Записи данных:
━━━━━━━━━━
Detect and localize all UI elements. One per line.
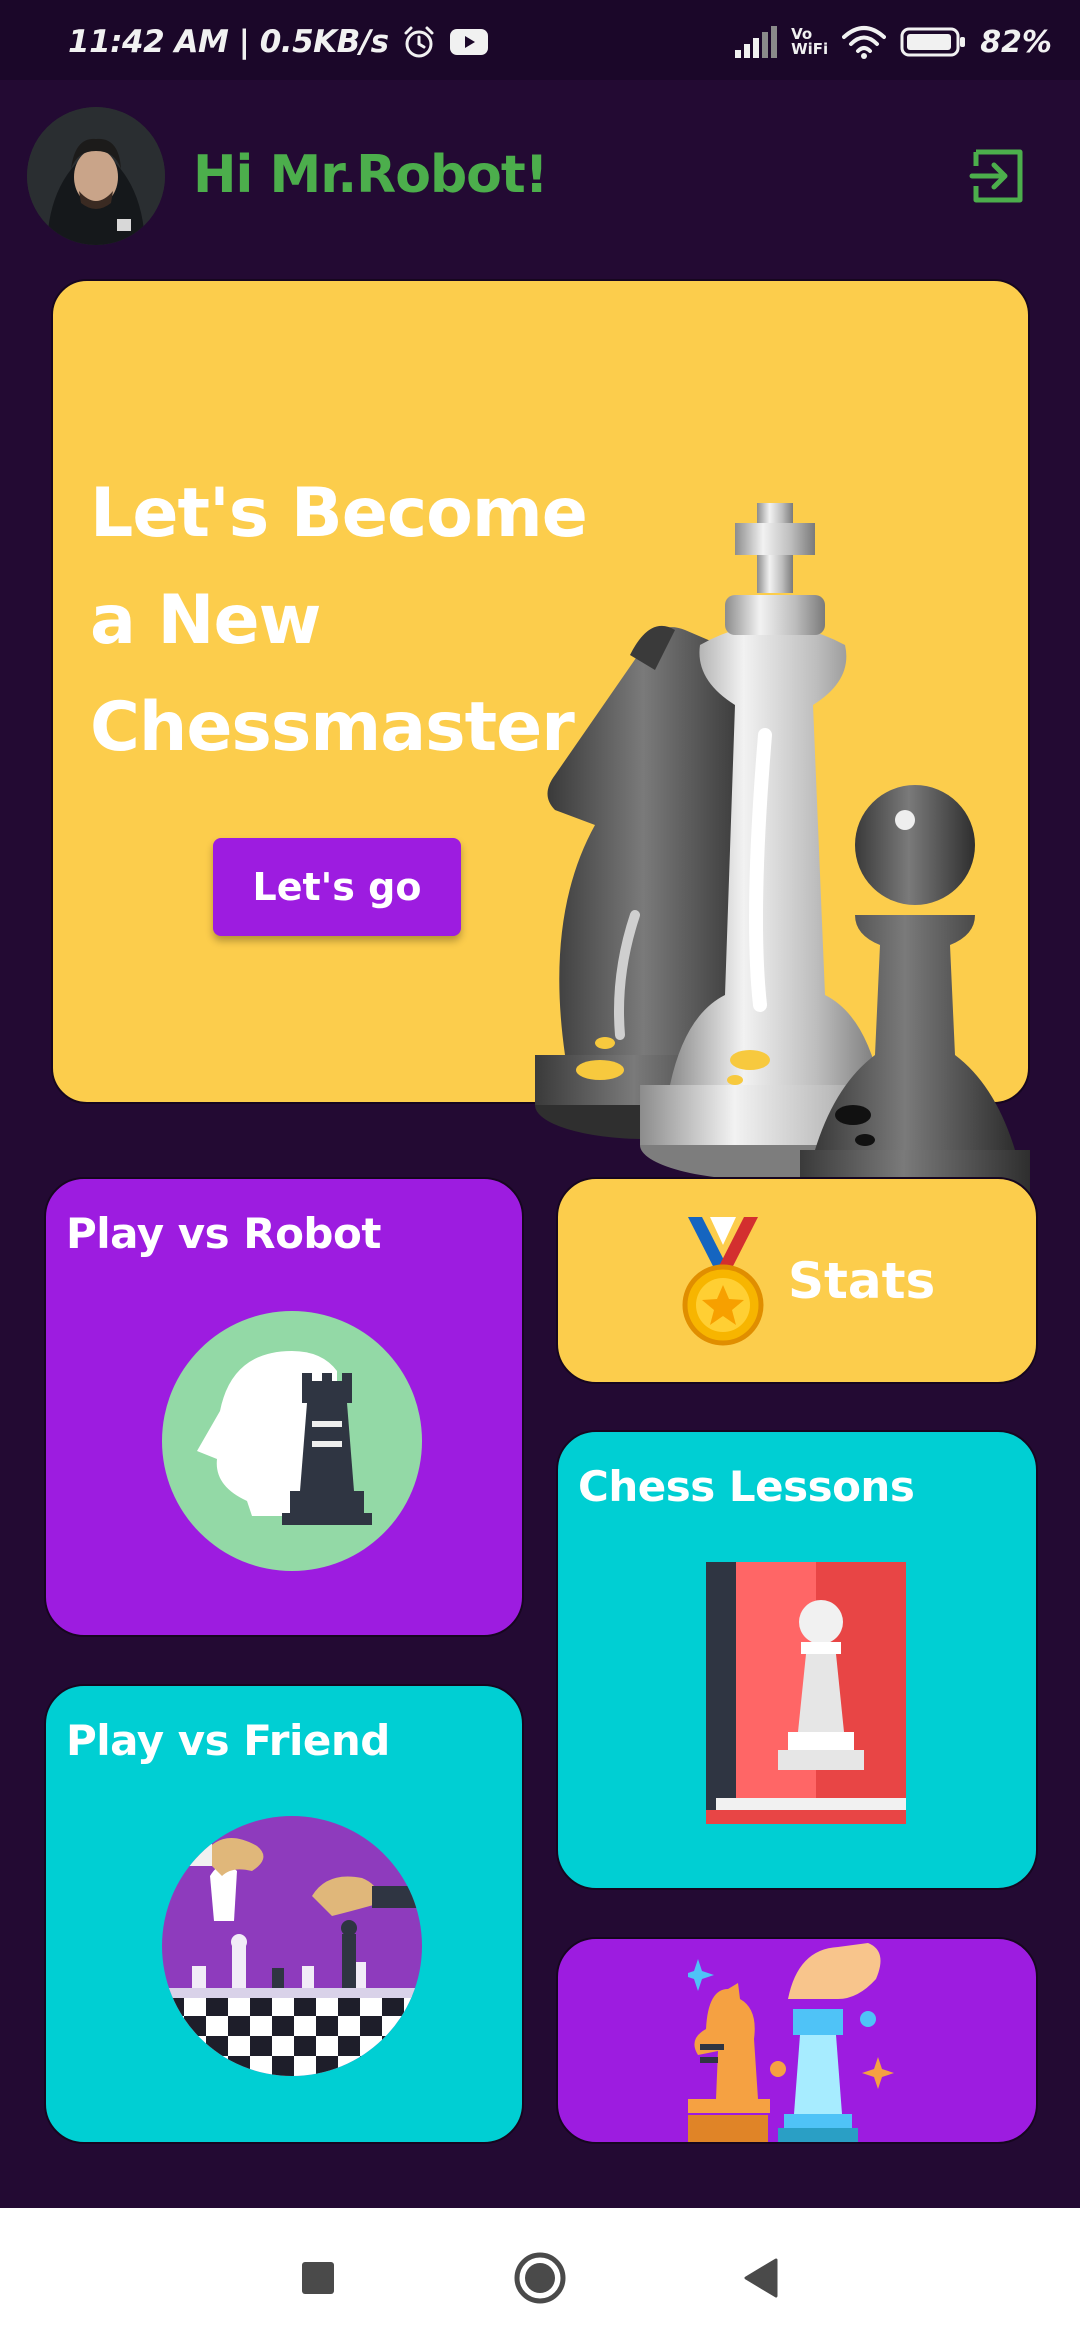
recent-apps-button[interactable]	[288, 2248, 348, 2308]
medal-icon	[682, 1217, 764, 1346]
book-pawn-icon	[706, 1562, 906, 1824]
status-left: 11:42 AM | 0.5KB/s	[68, 22, 489, 62]
circle-icon	[514, 2252, 566, 2304]
logout-button[interactable]	[968, 148, 1028, 204]
vowifi-indicator: Vo WiFi	[791, 27, 828, 57]
chess-knight-hand-icon	[688, 1943, 894, 2142]
avatar-portrait-icon	[27, 107, 165, 245]
chess-lessons-card[interactable]: Chess Lessons	[556, 1430, 1038, 1890]
play-vs-friend-card[interactable]: Play vs Friend	[44, 1684, 524, 2144]
stats-card[interactable]: Stats	[556, 1177, 1038, 1384]
square-icon	[302, 2262, 334, 2294]
system-navigation-bar	[0, 2208, 1080, 2340]
robot-head-rook-icon	[162, 1311, 422, 1571]
play-vs-robot-title: Play vs Robot	[66, 1209, 381, 1258]
signal-icon	[735, 26, 778, 58]
greeting-title: Hi Mr.Robot!	[193, 145, 548, 205]
vowifi-bottom: WiFi	[791, 40, 829, 58]
chess-lessons-title: Chess Lessons	[578, 1462, 915, 1511]
logout-icon	[969, 149, 1023, 203]
friends-playing-chess-icon	[162, 1816, 422, 2076]
stats-title: Stats	[788, 1252, 936, 1310]
alarm-icon	[404, 26, 434, 58]
pawn-piece	[800, 785, 1030, 1214]
play-vs-robot-card[interactable]: Play vs Robot	[44, 1177, 524, 1637]
triangle-back-icon	[744, 2258, 778, 2298]
extra-feature-card[interactable]	[556, 1937, 1038, 2144]
wifi-icon	[842, 26, 887, 59]
status-time-speed: 11:42 AM | 0.5KB/s	[68, 24, 389, 60]
checkerboard	[162, 1996, 422, 2076]
youtube-icon	[449, 29, 488, 55]
lets-go-button[interactable]: Let's go	[213, 838, 461, 936]
play-vs-friend-title: Play vs Friend	[66, 1716, 390, 1765]
battery-icon	[900, 27, 966, 57]
battery-percentage: 82%	[980, 24, 1052, 60]
home-button[interactable]	[510, 2248, 570, 2308]
back-button[interactable]	[732, 2248, 792, 2308]
status-bar: 11:42 AM | 0.5KB/s Vo WiFi 82%	[0, 0, 1080, 80]
avatar[interactable]	[27, 107, 165, 245]
status-right: Vo WiFi 82%	[733, 22, 1052, 62]
chess-pieces-illustration	[535, 503, 1030, 1214]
━━━━━━━━━━
> **ОПИСАНИЕ ЗАДАНИЯ**
Перепишите без изменений фрагмент листинга от строки, содержащей «2248, 348, 2308]», до строки, содержащей «2262, 334, 2294]», включая обе эти строки.

> **РЕЗУЛЬТАТ ЗАДАНИЯ**
recent-apps-button[interactable]	[288, 2248, 348, 2308]
medal-icon	[682, 1217, 764, 1346]
book-pawn-icon	[706, 1562, 906, 1824]
status-left: 11:42 AM | 0.5KB/s	[68, 22, 489, 62]
circle-icon	[514, 2252, 566, 2304]
logout-button[interactable]	[968, 148, 1028, 204]
vowifi-indicator: Vo WiFi	[791, 27, 828, 57]
chess-knight-hand-icon	[688, 1943, 894, 2142]
avatar-portrait-icon	[27, 107, 165, 245]
chess-lessons-card[interactable]: Chess Lessons	[556, 1430, 1038, 1890]
play-vs-friend-card[interactable]: Play vs Friend	[44, 1684, 524, 2144]
stats-card[interactable]: Stats	[556, 1177, 1038, 1384]
square-icon	[302, 2262, 334, 2294]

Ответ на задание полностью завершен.